→ **Problem description**: Your task is to transcribe the records exactly, skipping every image.

[START OF Records shown]

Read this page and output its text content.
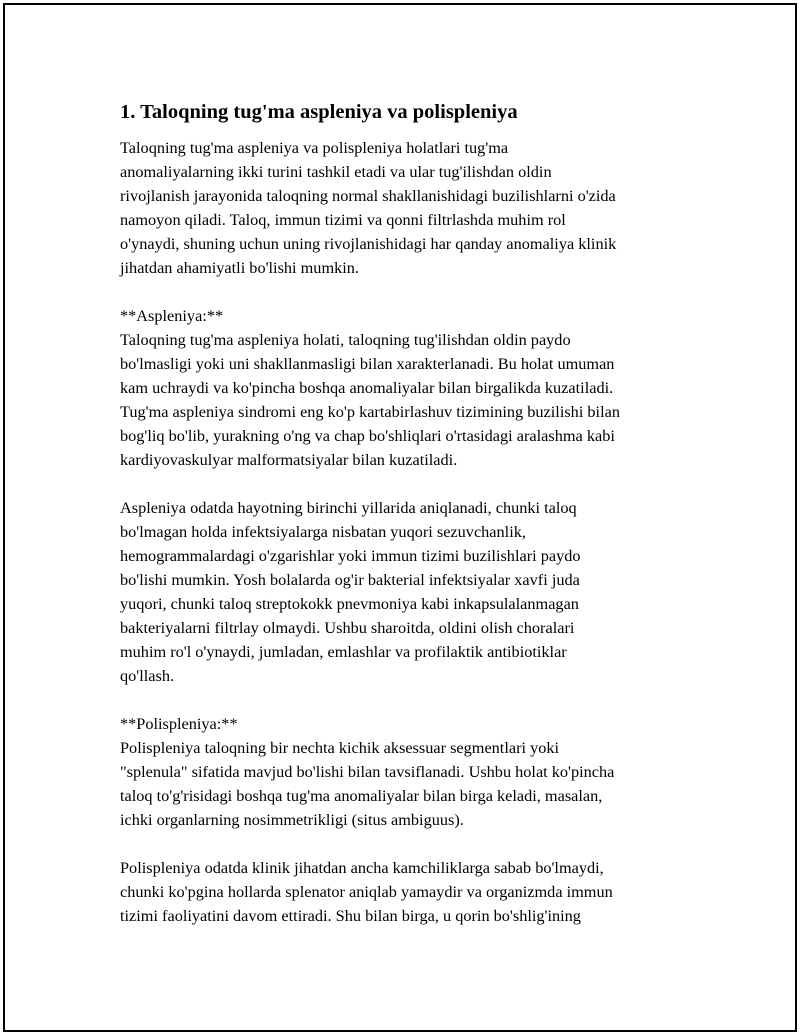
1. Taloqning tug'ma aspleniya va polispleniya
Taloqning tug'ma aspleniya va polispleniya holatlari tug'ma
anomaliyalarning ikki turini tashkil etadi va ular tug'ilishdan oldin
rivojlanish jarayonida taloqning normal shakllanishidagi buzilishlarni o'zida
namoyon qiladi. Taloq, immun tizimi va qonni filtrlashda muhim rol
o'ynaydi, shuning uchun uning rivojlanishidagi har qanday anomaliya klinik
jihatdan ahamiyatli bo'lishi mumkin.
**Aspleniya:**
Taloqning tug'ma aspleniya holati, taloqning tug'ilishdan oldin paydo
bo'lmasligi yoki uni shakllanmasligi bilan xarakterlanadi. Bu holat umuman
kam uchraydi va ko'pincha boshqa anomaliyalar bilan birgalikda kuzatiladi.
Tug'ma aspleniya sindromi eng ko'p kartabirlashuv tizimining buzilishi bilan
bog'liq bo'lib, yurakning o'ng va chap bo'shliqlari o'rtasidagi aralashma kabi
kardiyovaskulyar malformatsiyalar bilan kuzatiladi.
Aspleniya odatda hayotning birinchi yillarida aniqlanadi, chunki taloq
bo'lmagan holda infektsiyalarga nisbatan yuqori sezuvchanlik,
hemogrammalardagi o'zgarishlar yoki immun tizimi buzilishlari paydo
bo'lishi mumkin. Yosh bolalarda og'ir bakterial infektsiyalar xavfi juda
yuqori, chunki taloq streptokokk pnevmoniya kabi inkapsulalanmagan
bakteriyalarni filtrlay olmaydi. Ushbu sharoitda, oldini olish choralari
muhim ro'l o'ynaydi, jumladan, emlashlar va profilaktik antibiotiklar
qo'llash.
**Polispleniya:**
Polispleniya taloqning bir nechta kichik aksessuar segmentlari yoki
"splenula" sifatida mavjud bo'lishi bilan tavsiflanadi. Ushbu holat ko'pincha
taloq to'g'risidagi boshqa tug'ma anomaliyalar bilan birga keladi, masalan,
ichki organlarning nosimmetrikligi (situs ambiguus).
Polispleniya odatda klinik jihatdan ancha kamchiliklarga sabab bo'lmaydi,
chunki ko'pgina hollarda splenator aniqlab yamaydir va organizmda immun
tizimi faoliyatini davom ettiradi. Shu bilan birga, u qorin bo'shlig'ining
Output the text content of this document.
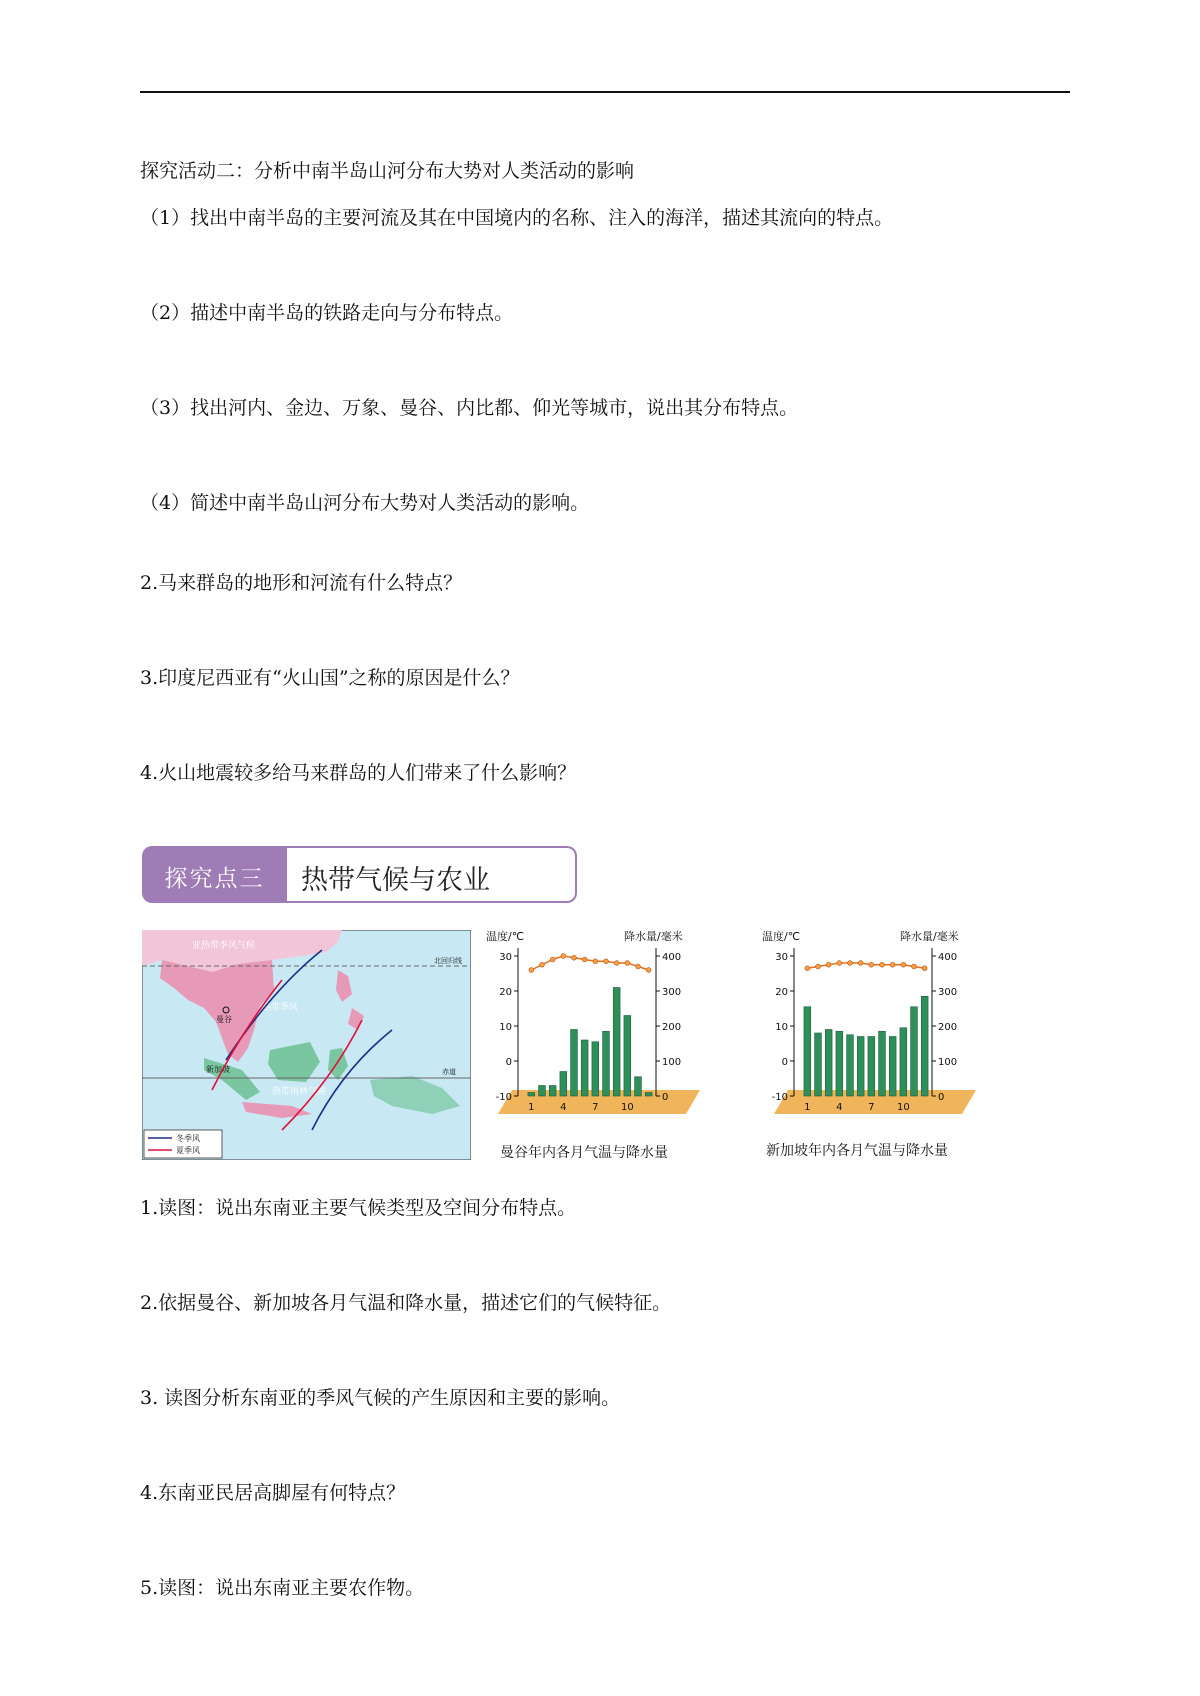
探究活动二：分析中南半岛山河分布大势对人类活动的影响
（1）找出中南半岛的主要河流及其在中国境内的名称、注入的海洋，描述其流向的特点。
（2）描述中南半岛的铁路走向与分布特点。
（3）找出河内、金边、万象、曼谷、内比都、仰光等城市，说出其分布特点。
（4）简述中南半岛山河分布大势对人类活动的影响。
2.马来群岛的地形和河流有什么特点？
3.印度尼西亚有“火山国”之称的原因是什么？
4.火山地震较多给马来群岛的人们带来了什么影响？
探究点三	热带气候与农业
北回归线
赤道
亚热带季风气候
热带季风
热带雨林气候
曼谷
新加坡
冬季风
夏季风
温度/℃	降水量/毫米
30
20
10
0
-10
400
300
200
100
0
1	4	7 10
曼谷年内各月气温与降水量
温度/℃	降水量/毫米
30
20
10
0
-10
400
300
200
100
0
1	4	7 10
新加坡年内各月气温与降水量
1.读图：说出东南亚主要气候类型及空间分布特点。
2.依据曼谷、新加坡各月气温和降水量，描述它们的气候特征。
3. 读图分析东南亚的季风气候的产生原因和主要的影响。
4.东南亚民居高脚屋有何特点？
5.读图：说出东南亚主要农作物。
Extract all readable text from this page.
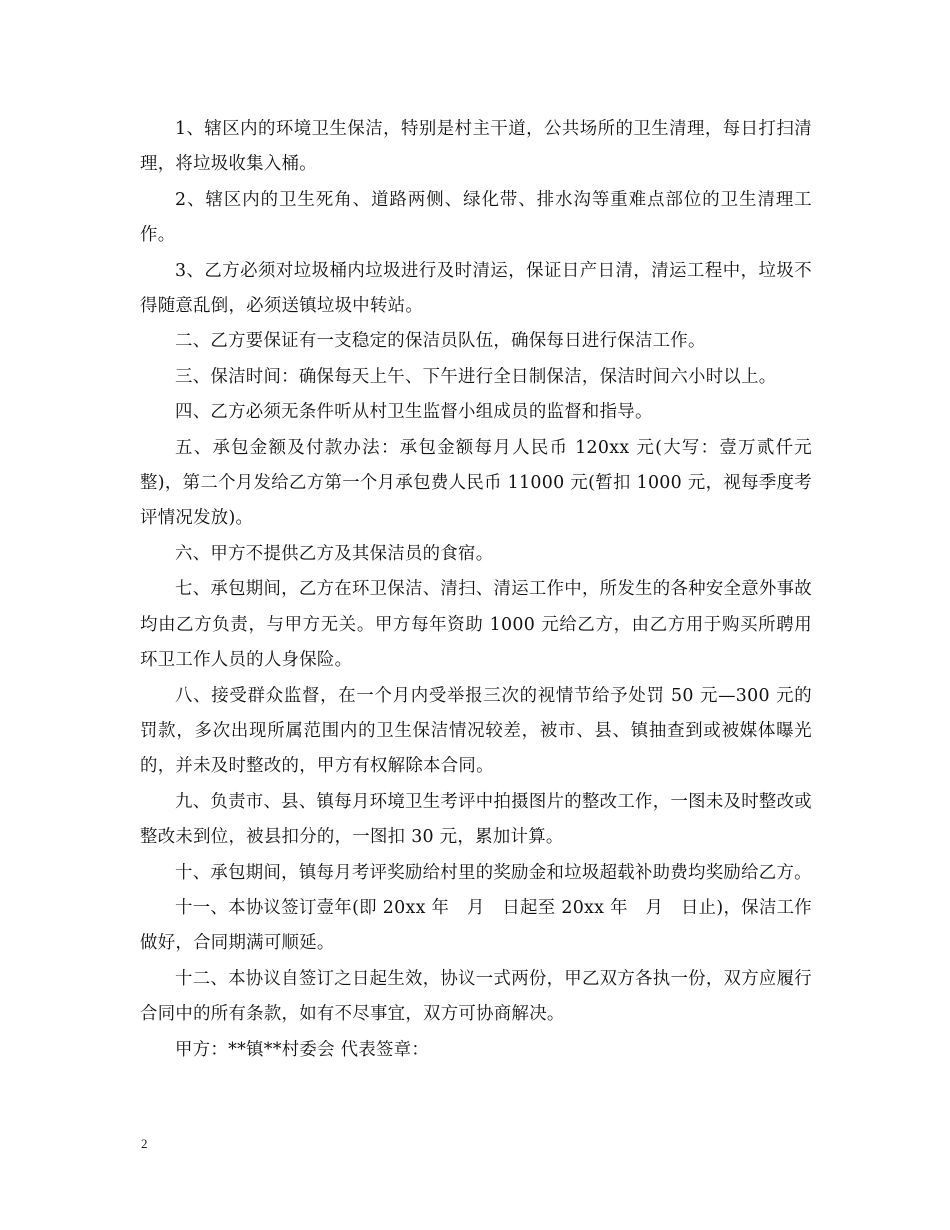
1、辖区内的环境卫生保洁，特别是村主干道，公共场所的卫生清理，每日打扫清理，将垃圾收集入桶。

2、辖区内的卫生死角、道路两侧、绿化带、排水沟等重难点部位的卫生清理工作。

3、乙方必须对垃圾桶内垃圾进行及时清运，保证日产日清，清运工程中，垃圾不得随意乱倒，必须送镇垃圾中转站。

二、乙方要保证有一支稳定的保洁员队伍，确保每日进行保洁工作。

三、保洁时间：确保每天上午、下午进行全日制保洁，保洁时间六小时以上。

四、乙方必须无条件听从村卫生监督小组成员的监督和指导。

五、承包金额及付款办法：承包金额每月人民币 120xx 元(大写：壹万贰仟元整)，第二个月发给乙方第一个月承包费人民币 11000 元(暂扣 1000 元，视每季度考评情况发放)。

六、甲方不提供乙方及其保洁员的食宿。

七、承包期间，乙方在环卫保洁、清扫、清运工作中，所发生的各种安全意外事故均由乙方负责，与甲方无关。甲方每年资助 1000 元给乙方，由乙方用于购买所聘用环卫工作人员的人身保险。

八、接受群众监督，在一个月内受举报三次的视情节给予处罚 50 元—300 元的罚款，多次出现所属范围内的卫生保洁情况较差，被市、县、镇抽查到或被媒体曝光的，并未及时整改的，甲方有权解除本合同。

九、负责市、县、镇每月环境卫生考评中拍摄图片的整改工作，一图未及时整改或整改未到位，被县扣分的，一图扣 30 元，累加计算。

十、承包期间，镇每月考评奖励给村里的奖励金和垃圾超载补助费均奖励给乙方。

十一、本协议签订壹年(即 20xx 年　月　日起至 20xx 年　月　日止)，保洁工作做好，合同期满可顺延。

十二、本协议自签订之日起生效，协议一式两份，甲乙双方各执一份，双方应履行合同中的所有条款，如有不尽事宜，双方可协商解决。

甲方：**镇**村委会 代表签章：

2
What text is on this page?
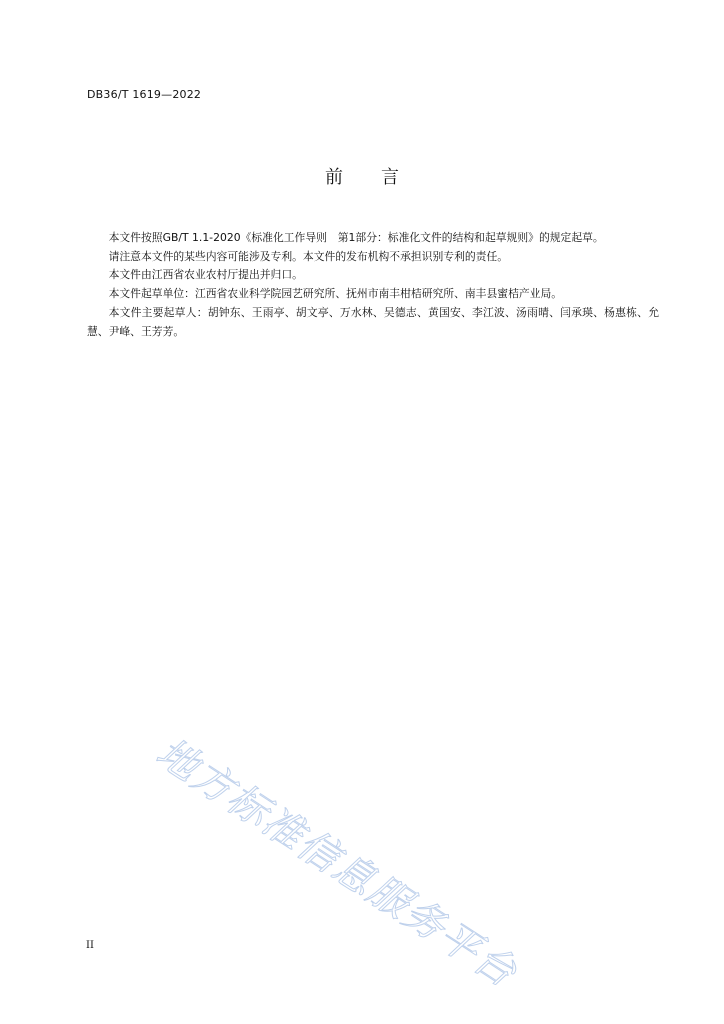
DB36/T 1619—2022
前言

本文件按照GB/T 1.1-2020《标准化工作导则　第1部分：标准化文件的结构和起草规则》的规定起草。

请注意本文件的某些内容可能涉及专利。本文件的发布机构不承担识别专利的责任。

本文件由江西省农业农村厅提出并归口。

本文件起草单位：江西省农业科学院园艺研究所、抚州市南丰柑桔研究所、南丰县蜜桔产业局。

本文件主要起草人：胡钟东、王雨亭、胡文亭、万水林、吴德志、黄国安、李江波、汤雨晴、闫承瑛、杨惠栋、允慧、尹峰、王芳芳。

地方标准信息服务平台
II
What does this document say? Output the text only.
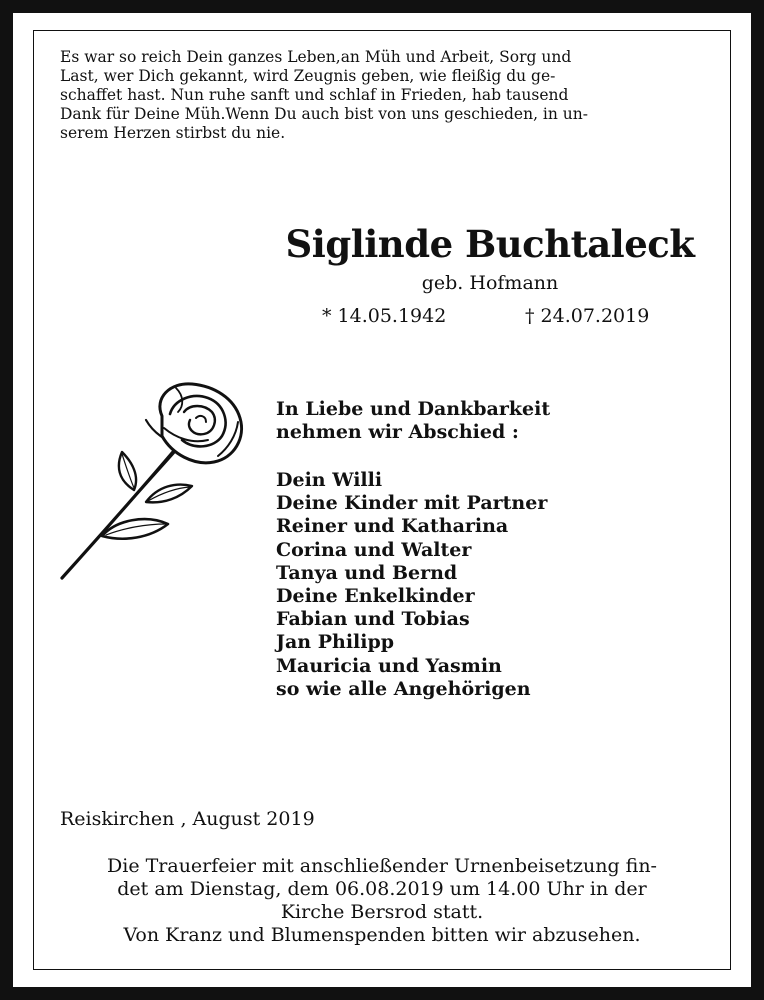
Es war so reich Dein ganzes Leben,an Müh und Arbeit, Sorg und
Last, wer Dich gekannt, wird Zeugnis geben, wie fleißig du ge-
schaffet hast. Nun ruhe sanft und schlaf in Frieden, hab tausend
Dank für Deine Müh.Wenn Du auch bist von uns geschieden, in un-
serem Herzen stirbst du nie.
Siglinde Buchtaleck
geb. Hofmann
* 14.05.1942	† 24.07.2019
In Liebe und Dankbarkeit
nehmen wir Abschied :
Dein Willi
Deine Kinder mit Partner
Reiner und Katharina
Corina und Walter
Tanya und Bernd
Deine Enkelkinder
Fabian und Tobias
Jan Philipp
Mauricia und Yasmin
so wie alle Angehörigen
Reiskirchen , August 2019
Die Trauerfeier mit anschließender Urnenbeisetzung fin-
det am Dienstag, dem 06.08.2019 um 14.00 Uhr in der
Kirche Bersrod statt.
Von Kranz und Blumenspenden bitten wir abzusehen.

[END OF Records shown]

→ **Reply to the task**:
Read this page and output its text content.
1. Taloqning tug'ma aspleniya va polispleniya
Taloqning tug'ma aspleniya va polispleniya holatlari tug'ma
anomaliyalarning ikki turini tashkil etadi va ular tug'ilishdan oldin
rivojlanish jarayonida taloqning normal shakllanishidagi buzilishlarni o'zida
namoyon qiladi. Taloq, immun tizimi va qonni filtrlashda muhim rol
o'ynaydi, shuning uchun uning rivojlanishidagi har qanday anomaliya klinik
jihatdan ahamiyatli bo'lishi mumkin.
**Aspleniya:**
Taloqning tug'ma aspleniya holati, taloqning tug'ilishdan oldin paydo
bo'lmasligi yoki uni shakllanmasligi bilan xarakterlanadi. Bu holat umuman
kam uchraydi va ko'pincha boshqa anomaliyalar bilan birgalikda kuzatiladi.
Tug'ma aspleniya sindromi eng ko'p kartabirlashuv tizimining buzilishi bilan
bog'liq bo'lib, yurakning o'ng va chap bo'shliqlari o'rtasidagi aralashma kabi
kardiyovaskulyar malformatsiyalar bilan kuzatiladi.
Aspleniya odatda hayotning birinchi yillarida aniqlanadi, chunki taloq
bo'lmagan holda infektsiyalarga nisbatan yuqori sezuvchanlik,
hemogrammalardagi o'zgarishlar yoki immun tizimi buzilishlari paydo
bo'lishi mumkin. Yosh bolalarda og'ir bakterial infektsiyalar xavfi juda
yuqori, chunki taloq streptokokk pnevmoniya kabi inkapsulalanmagan
bakteriyalarni filtrlay olmaydi. Ushbu sharoitda, oldini olish choralari
muhim ro'l o'ynaydi, jumladan, emlashlar va profilaktik antibiotiklar
qo'llash.
**Polispleniya:**
Polispleniya taloqning bir nechta kichik aksessuar segmentlari yoki
"splenula" sifatida mavjud bo'lishi bilan tavsiflanadi. Ushbu holat ko'pincha
taloq to'g'risidagi boshqa tug'ma anomaliyalar bilan birga keladi, masalan,
ichki organlarning nosimmetrikligi (situs ambiguus).
Polispleniya odatda klinik jihatdan ancha kamchiliklarga sabab bo'lmaydi,
chunki ko'pgina hollarda splenator aniqlab yamaydir va organizmda immun
tizimi faoliyatini davom ettiradi. Shu bilan birga, u qorin bo'shlig'ining
Output the text content of this document.
探究活动二：分析中南半岛山河分布大势对人类活动的影响
（1）找出中南半岛的主要河流及其在中国境内的名称、注入的海洋，描述其流向的特点。
（2）描述中南半岛的铁路走向与分布特点。
（3）找出河内、金边、万象、曼谷、内比都、仰光等城市，说出其分布特点。
（4）简述中南半岛山河分布大势对人类活动的影响。
2.马来群岛的地形和河流有什么特点？
3.印度尼西亚有“火山国”之称的原因是什么？
4.火山地震较多给马来群岛的人们带来了什么影响？
探究点三	热带气候与农业
北回归线
赤道
亚热带季风气候
热带季风
热带雨林气候
曼谷
新加坡
冬季风
夏季风
温度/℃	降水量/毫米
30
20
10
0
-10
400
300
200
100
0
1	4	7 10
曼谷年内各月气温与降水量
温度/℃	降水量/毫米
30
20
10
0
-10
400
300
200
100
0
1	4	7 10
新加坡年内各月气温与降水量
1.读图：说出东南亚主要气候类型及空间分布特点。
2.依据曼谷、新加坡各月气温和降水量，描述它们的气候特征。
3. 读图分析东南亚的季风气候的产生原因和主要的影响。
4.东南亚民居高脚屋有何特点？
5.读图：说出东南亚主要农作物。
Extract all readable text from this page.
1、辖区内的环境卫生保洁，特别是村主干道，公共场所的卫生清理，每日打扫清理，将垃圾收集入桶。

2、辖区内的卫生死角、道路两侧、绿化带、排水沟等重难点部位的卫生清理工作。

3、乙方必须对垃圾桶内垃圾进行及时清运，保证日产日清，清运工程中，垃圾不得随意乱倒，必须送镇垃圾中转站。

二、乙方要保证有一支稳定的保洁员队伍，确保每日进行保洁工作。

三、保洁时间：确保每天上午、下午进行全日制保洁，保洁时间六小时以上。

四、乙方必须无条件听从村卫生监督小组成员的监督和指导。

五、承包金额及付款办法：承包金额每月人民币 120xx 元(大写：壹万贰仟元整)，第二个月发给乙方第一个月承包费人民币 11000 元(暂扣 1000 元，视每季度考评情况发放)。

六、甲方不提供乙方及其保洁员的食宿。

七、承包期间，乙方在环卫保洁、清扫、清运工作中，所发生的各种安全意外事故均由乙方负责，与甲方无关。甲方每年资助 1000 元给乙方，由乙方用于购买所聘用环卫工作人员的人身保险。

八、接受群众监督，在一个月内受举报三次的视情节给予处罚 50 元—300 元的罚款，多次出现所属范围内的卫生保洁情况较差，被市、县、镇抽查到或被媒体曝光的，并未及时整改的，甲方有权解除本合同。

九、负责市、县、镇每月环境卫生考评中拍摄图片的整改工作，一图未及时整改或整改未到位，被县扣分的，一图扣 30 元，累加计算。

十、承包期间，镇每月考评奖励给村里的奖励金和垃圾超载补助费均奖励给乙方。

十一、本协议签订壹年(即 20xx 年　月　日起至 20xx 年　月　日止)，保洁工作做好，合同期满可顺延。

十二、本协议自签订之日起生效，协议一式两份，甲乙双方各执一份，双方应履行合同中的所有条款，如有不尽事宜，双方可协商解决。

甲方：**镇**村委会 代表签章：

2
What text is on this page?
DB36/T 1619—2022
前言

本文件按照GB/T 1.1-2020《标准化工作导则　第1部分：标准化文件的结构和起草规则》的规定起草。

请注意本文件的某些内容可能涉及专利。本文件的发布机构不承担识别专利的责任。

本文件由江西省农业农村厅提出并归口。

本文件起草单位：江西省农业科学院园艺研究所、抚州市南丰柑桔研究所、南丰县蜜桔产业局。

本文件主要起草人：胡钟东、王雨亭、胡文亭、万水林、吴德志、黄国安、李江波、汤雨晴、闫承瑛、杨惠栋、允慧、尹峰、王芳芳。

地方标准信息服务平台
II
What does this document say? Output the text only.
Es war so reich Dein ganzes Leben,an Müh und Arbeit, Sorg und
Last, wer Dich gekannt, wird Zeugnis geben, wie fleißig du ge-
schaffet hast. Nun ruhe sanft und schlaf in Frieden, hab tausend
Dank für Deine Müh.Wenn Du auch bist von uns geschieden, in un-
serem Herzen stirbst du nie.
Siglinde Buchtaleck
geb. Hofmann
* 14.05.1942	† 24.07.2019
In Liebe und Dankbarkeit
nehmen wir Abschied :
Dein Willi
Deine Kinder mit Partner
Reiner und Katharina
Corina und Walter
Tanya und Bernd
Deine Enkelkinder
Fabian und Tobias
Jan Philipp
Mauricia und Yasmin
so wie alle Angehörigen
Reiskirchen , August 2019
Die Trauerfeier mit anschließender Urnenbeisetzung fin-
det am Dienstag, dem 06.08.2019 um 14.00 Uhr in der
Kirche Bersrod statt.
Von Kranz und Blumenspenden bitten wir abzusehen.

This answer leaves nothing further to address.